Some records:
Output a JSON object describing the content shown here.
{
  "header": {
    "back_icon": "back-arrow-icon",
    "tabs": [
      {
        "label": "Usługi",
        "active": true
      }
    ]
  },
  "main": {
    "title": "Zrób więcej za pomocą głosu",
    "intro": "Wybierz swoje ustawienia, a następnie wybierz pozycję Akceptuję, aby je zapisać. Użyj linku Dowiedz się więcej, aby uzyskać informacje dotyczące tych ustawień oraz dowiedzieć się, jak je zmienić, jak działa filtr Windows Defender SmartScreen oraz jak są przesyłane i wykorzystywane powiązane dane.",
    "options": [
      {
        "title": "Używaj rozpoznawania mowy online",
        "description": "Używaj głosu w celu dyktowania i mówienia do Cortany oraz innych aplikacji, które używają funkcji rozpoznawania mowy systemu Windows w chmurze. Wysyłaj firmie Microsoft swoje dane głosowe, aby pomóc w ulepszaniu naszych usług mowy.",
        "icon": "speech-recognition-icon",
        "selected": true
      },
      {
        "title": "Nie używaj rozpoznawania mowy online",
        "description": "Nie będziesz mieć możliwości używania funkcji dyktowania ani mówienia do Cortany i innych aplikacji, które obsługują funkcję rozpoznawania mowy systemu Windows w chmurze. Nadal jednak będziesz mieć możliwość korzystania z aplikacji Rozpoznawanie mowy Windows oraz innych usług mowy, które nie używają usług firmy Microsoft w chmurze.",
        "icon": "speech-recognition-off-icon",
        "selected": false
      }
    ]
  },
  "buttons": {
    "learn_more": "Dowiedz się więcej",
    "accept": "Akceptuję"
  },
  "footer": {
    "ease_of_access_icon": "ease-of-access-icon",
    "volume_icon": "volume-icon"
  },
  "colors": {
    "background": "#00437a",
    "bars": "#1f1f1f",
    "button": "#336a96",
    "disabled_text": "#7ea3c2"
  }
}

STATED TASK:
Write all of the records out again exactly.

ANSWER TO THIS EXERCISE:
Output a JSON object describing the content shown here.
{
  "header": {
    "back_icon": "back-arrow-icon",
    "tabs": [
      {
        "label": "Usługi",
        "active": true
      }
    ]
  },
  "main": {
    "title": "Zrób więcej za pomocą głosu",
    "intro": "Wybierz swoje ustawienia, a następnie wybierz pozycję Akceptuję, aby je zapisać. Użyj linku Dowiedz się więcej, aby uzyskać informacje dotyczące tych ustawień oraz dowiedzieć się, jak je zmienić, jak działa filtr Windows Defender SmartScreen oraz jak są przesyłane i wykorzystywane powiązane dane.",
    "options": [
      {
        "title": "Używaj rozpoznawania mowy online",
        "description": "Używaj głosu w celu dyktowania i mówienia do Cortany oraz innych aplikacji, które używają funkcji rozpoznawania mowy systemu Windows w chmurze. Wysyłaj firmie Microsoft swoje dane głosowe, aby pomóc w ulepszaniu naszych usług mowy.",
        "icon": "speech-recognition-icon",
        "selected": true
      },
      {
        "title": "Nie używaj rozpoznawania mowy online",
        "description": "Nie będziesz mieć możliwości używania funkcji dyktowania ani mówienia do Cortany i innych aplikacji, które obsługują funkcję rozpoznawania mowy systemu Windows w chmurze. Nadal jednak będziesz mieć możliwość korzystania z aplikacji Rozpoznawanie mowy Windows oraz innych usług mowy, które nie używają usług firmy Microsoft w chmurze.",
        "icon": "speech-recognition-off-icon",
        "selected": false
      }
    ]
  },
  "buttons": {
    "learn_more": "Dowiedz się więcej",
    "accept": "Akceptuję"
  },
  "footer": {
    "ease_of_access_icon": "ease-of-access-icon",
    "volume_icon": "volume-icon"
  },
  "colors": {
    "background": "#00437a",
    "bars": "#1f1f1f",
    "button": "#336a96",
    "disabled_text": "#7ea3c2"
  }
}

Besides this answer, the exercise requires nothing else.